====== Material shown

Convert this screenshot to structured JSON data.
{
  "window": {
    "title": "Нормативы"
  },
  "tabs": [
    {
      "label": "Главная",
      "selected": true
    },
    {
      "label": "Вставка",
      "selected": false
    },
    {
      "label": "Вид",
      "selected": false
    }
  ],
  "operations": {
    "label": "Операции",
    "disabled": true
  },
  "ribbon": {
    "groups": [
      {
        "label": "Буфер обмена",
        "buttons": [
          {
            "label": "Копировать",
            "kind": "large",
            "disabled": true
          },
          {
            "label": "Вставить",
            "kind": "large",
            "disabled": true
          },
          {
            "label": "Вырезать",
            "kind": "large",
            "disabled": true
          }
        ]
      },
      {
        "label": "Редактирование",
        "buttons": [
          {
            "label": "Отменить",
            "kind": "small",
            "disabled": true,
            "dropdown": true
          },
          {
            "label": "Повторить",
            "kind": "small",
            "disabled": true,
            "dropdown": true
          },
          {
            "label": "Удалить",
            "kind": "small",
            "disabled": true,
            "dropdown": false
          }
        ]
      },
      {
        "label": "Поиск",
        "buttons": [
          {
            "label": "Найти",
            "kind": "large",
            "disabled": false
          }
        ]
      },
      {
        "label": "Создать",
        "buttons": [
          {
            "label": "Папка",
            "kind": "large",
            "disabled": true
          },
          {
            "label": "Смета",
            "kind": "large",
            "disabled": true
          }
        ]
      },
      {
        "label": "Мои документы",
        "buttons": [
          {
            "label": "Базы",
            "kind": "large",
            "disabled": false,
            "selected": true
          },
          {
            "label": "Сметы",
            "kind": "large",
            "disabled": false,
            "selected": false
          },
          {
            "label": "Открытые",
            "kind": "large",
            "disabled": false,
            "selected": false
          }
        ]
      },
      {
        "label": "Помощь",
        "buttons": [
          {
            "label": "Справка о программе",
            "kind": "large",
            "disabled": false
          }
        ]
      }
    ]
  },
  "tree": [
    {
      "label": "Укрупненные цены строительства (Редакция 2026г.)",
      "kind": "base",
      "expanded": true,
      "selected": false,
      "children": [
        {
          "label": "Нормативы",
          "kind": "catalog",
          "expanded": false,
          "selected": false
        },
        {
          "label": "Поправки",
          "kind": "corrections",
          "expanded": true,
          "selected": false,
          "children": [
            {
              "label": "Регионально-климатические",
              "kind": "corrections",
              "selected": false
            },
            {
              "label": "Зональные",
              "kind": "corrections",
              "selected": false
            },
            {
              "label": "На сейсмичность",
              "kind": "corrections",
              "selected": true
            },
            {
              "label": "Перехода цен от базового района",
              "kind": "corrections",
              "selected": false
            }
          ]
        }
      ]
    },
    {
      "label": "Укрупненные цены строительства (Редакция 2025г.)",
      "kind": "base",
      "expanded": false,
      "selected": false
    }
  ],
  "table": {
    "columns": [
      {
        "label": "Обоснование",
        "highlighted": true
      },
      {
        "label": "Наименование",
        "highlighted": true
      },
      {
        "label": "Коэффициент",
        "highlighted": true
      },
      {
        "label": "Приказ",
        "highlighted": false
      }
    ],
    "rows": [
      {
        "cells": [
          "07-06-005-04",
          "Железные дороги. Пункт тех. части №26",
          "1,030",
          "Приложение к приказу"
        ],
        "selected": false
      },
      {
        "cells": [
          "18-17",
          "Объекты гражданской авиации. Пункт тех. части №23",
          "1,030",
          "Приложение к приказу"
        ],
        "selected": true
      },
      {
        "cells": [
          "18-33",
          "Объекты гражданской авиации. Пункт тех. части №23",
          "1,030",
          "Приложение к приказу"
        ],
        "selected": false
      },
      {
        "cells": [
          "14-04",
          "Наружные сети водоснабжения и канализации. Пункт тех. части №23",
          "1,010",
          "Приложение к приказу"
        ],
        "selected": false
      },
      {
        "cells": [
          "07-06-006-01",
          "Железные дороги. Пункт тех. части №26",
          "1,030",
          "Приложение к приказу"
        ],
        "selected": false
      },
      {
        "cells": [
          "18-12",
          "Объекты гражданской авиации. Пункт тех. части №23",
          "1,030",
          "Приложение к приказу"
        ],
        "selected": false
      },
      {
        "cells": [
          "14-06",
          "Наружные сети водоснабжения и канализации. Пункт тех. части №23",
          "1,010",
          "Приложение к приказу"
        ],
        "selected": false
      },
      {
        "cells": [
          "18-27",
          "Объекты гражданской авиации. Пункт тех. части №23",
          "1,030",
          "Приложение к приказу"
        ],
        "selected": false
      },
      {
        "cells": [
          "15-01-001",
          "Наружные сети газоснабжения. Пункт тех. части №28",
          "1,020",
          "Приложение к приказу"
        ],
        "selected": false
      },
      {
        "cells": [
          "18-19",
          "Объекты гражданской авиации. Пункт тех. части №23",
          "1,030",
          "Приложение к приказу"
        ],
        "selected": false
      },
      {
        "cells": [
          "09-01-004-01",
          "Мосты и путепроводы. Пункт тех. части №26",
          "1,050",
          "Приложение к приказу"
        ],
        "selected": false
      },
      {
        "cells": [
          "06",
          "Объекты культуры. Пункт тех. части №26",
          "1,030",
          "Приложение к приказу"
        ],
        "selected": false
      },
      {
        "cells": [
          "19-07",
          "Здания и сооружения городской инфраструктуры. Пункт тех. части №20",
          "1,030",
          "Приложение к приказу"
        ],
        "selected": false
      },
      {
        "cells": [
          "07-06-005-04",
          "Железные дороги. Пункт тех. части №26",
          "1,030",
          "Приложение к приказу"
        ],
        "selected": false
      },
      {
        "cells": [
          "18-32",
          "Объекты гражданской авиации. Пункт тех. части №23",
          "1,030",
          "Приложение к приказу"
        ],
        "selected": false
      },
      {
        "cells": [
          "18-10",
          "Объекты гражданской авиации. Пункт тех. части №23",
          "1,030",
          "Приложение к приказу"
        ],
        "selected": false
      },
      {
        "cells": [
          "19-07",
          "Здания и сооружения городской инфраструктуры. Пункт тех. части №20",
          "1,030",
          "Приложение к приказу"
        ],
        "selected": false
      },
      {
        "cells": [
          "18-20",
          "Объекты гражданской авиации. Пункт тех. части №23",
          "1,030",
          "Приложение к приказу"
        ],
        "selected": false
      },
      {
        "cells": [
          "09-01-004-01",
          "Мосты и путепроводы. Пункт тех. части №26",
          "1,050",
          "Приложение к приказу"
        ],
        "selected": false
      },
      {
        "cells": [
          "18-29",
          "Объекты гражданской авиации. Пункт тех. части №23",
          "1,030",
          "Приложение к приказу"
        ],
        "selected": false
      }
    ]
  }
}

============

Output all of the material, please, exactly as it stands.

Convert this screenshot to structured JSON data.
{
  "window": {
    "title": "Нормативы"
  },
  "tabs": [
    {
      "label": "Главная",
      "selected": true
    },
    {
      "label": "Вставка",
      "selected": false
    },
    {
      "label": "Вид",
      "selected": false
    }
  ],
  "operations": {
    "label": "Операции",
    "disabled": true
  },
  "ribbon": {
    "groups": [
      {
        "label": "Буфер обмена",
        "buttons": [
          {
            "label": "Копировать",
            "kind": "large",
            "disabled": true
          },
          {
            "label": "Вставить",
            "kind": "large",
            "disabled": true
          },
          {
            "label": "Вырезать",
            "kind": "large",
            "disabled": true
          }
        ]
      },
      {
        "label": "Редактирование",
        "buttons": [
          {
            "label": "Отменить",
            "kind": "small",
            "disabled": true,
            "dropdown": true
          },
          {
            "label": "Повторить",
            "kind": "small",
            "disabled": true,
            "dropdown": true
          },
          {
            "label": "Удалить",
            "kind": "small",
            "disabled": true,
            "dropdown": false
          }
        ]
      },
      {
        "label": "Поиск",
        "buttons": [
          {
            "label": "Найти",
            "kind": "large",
            "disabled": false
          }
        ]
      },
      {
        "label": "Создать",
        "buttons": [
          {
            "label": "Папка",
            "kind": "large",
            "disabled": true
          },
          {
            "label": "Смета",
            "kind": "large",
            "disabled": true
          }
        ]
      },
      {
        "label": "Мои документы",
        "buttons": [
          {
            "label": "Базы",
            "kind": "large",
            "disabled": false,
            "selected": true
          },
          {
            "label": "Сметы",
            "kind": "large",
            "disabled": false,
            "selected": false
          },
          {
            "label": "Открытые",
            "kind": "large",
            "disabled": false,
            "selected": false
          }
        ]
      },
      {
        "label": "Помощь",
        "buttons": [
          {
            "label": "Справка о программе",
            "kind": "large",
            "disabled": false
          }
        ]
      }
    ]
  },
  "tree": [
    {
      "label": "Укрупненные цены строительства (Редакция 2026г.)",
      "kind": "base",
      "expanded": true,
      "selected": false,
      "children": [
        {
          "label": "Нормативы",
          "kind": "catalog",
          "expanded": false,
          "selected": false
        },
        {
          "label": "Поправки",
          "kind": "corrections",
          "expanded": true,
          "selected": false,
          "children": [
            {
              "label": "Регионально-климатические",
              "kind": "corrections",
              "selected": false
            },
            {
              "label": "Зональные",
              "kind": "corrections",
              "selected": false
            },
            {
              "label": "На сейсмичность",
              "kind": "corrections",
              "selected": true
            },
            {
              "label": "Перехода цен от базового района",
              "kind": "corrections",
              "selected": false
            }
          ]
        }
      ]
    },
    {
      "label": "Укрупненные цены строительства (Редакция 2025г.)",
      "kind": "base",
      "expanded": false,
      "selected": false
    }
  ],
  "table": {
    "columns": [
      {
        "label": "Обоснование",
        "highlighted": true
      },
      {
        "label": "Наименование",
        "highlighted": true
      },
      {
        "label": "Коэффициент",
        "highlighted": true
      },
      {
        "label": "Приказ",
        "highlighted": false
      }
    ],
    "rows": [
      {
        "cells": [
          "07-06-005-04",
          "Железные дороги. Пункт тех. части №26",
          "1,030",
          "Приложение к приказу"
        ],
        "selected": false
      },
      {
        "cells": [
          "18-17",
          "Объекты гражданской авиации. Пункт тех. части №23",
          "1,030",
          "Приложение к приказу"
        ],
        "selected": true
      },
      {
        "cells": [
          "18-33",
          "Объекты гражданской авиации. Пункт тех. части №23",
          "1,030",
          "Приложение к приказу"
        ],
        "selected": false
      },
      {
        "cells": [
          "14-04",
          "Наружные сети водоснабжения и канализации. Пункт тех. части №23",
          "1,010",
          "Приложение к приказу"
        ],
        "selected": false
      },
      {
        "cells": [
          "07-06-006-01",
          "Железные дороги. Пункт тех. части №26",
          "1,030",
          "Приложение к приказу"
        ],
        "selected": false
      },
      {
        "cells": [
          "18-12",
          "Объекты гражданской авиации. Пункт тех. части №23",
          "1,030",
          "Приложение к приказу"
        ],
        "selected": false
      },
      {
        "cells": [
          "14-06",
          "Наружные сети водоснабжения и канализации. Пункт тех. части №23",
          "1,010",
          "Приложение к приказу"
        ],
        "selected": false
      },
      {
        "cells": [
          "18-27",
          "Объекты гражданской авиации. Пункт тех. части №23",
          "1,030",
          "Приложение к приказу"
        ],
        "selected": false
      },
      {
        "cells": [
          "15-01-001",
          "Наружные сети газоснабжения. Пункт тех. части №28",
          "1,020",
          "Приложение к приказу"
        ],
        "selected": false
      },
      {
        "cells": [
          "18-19",
          "Объекты гражданской авиации. Пункт тех. части №23",
          "1,030",
          "Приложение к приказу"
        ],
        "selected": false
      },
      {
        "cells": [
          "09-01-004-01",
          "Мосты и путепроводы. Пункт тех. части №26",
          "1,050",
          "Приложение к приказу"
        ],
        "selected": false
      },
      {
        "cells": [
          "06",
          "Объекты культуры. Пункт тех. части №26",
          "1,030",
          "Приложение к приказу"
        ],
        "selected": false
      },
      {
        "cells": [
          "19-07",
          "Здания и сооружения городской инфраструктуры. Пункт тех. части №20",
          "1,030",
          "Приложение к приказу"
        ],
        "selected": false
      },
      {
        "cells": [
          "07-06-005-04",
          "Железные дороги. Пункт тех. части №26",
          "1,030",
          "Приложение к приказу"
        ],
        "selected": false
      },
      {
        "cells": [
          "18-32",
          "Объекты гражданской авиации. Пункт тех. части №23",
          "1,030",
          "Приложение к приказу"
        ],
        "selected": false
      },
      {
        "cells": [
          "18-10",
          "Объекты гражданской авиации. Пункт тех. части №23",
          "1,030",
          "Приложение к приказу"
        ],
        "selected": false
      },
      {
        "cells": [
          "19-07",
          "Здания и сооружения городской инфраструктуры. Пункт тех. части №20",
          "1,030",
          "Приложение к приказу"
        ],
        "selected": false
      },
      {
        "cells": [
          "18-20",
          "Объекты гражданской авиации. Пункт тех. части №23",
          "1,030",
          "Приложение к приказу"
        ],
        "selected": false
      },
      {
        "cells": [
          "09-01-004-01",
          "Мосты и путепроводы. Пункт тех. части №26",
          "1,050",
          "Приложение к приказу"
        ],
        "selected": false
      },
      {
        "cells": [
          "18-29",
          "Объекты гражданской авиации. Пункт тех. части №23",
          "1,030",
          "Приложение к приказу"
        ],
        "selected": false
      }
    ]
  }
}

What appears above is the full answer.